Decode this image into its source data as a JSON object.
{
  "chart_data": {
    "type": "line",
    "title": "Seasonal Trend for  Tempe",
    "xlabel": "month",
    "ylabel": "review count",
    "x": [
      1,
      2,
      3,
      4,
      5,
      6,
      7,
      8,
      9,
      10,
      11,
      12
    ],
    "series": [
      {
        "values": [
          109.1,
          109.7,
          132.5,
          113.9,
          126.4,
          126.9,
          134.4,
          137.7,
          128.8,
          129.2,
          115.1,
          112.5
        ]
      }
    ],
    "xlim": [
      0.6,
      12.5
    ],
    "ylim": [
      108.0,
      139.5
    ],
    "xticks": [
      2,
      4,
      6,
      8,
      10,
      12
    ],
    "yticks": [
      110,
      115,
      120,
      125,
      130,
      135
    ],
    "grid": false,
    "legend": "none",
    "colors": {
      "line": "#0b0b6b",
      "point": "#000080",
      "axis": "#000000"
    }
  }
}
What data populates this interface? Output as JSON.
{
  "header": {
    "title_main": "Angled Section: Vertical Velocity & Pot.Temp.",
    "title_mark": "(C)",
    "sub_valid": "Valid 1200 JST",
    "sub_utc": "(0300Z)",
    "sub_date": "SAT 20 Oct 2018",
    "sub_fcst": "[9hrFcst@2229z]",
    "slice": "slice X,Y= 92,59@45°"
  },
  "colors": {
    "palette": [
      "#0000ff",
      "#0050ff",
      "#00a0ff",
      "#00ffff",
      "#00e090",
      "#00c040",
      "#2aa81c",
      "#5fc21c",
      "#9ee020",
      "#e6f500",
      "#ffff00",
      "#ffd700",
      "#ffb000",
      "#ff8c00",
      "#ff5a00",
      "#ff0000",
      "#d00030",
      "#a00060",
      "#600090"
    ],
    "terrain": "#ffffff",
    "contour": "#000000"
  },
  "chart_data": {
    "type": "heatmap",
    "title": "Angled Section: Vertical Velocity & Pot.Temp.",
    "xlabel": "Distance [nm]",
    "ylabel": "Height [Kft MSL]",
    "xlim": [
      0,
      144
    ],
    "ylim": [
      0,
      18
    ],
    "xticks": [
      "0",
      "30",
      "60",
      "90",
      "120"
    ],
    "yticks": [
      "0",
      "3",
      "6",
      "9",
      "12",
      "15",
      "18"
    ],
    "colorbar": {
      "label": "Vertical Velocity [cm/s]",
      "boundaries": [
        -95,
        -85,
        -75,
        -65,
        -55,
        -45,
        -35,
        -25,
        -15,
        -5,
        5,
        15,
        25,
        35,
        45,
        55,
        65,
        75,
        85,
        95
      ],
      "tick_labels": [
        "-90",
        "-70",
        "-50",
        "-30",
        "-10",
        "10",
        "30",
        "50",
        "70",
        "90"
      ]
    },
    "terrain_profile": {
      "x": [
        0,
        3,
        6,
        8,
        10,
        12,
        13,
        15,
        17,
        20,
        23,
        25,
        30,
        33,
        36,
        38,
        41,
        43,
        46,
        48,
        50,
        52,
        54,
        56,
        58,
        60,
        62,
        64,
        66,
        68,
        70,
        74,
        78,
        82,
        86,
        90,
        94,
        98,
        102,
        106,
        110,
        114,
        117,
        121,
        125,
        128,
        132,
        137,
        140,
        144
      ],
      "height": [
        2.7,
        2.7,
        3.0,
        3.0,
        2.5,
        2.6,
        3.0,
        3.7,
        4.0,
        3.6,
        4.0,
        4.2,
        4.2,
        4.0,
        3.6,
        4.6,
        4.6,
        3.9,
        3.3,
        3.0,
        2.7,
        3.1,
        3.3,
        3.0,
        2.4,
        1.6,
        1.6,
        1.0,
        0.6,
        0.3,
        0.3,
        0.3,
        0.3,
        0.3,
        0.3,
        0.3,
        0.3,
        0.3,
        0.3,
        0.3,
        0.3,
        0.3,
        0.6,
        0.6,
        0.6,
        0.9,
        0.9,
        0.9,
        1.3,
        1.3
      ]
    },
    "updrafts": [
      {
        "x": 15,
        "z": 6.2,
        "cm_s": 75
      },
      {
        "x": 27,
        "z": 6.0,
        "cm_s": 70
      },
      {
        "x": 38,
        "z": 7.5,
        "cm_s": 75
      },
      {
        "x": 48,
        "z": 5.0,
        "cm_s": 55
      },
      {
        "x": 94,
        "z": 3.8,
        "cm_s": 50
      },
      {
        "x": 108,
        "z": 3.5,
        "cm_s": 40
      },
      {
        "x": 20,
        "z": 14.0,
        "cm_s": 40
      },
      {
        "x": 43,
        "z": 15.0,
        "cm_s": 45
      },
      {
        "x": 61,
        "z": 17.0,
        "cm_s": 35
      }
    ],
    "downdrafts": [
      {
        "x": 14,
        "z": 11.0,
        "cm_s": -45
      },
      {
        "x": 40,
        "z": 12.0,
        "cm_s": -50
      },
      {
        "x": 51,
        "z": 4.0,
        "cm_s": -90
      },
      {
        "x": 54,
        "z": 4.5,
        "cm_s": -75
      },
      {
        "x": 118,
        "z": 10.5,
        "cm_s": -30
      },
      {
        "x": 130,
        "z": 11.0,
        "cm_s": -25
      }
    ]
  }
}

◇ ◇ ◇

* _Given task_
Filter the records above and return every line that holds the word "ylabel".

* _Solution to the problem_
    "ylabel": "review count",
    "ylabel": "Height [Kft MSL]",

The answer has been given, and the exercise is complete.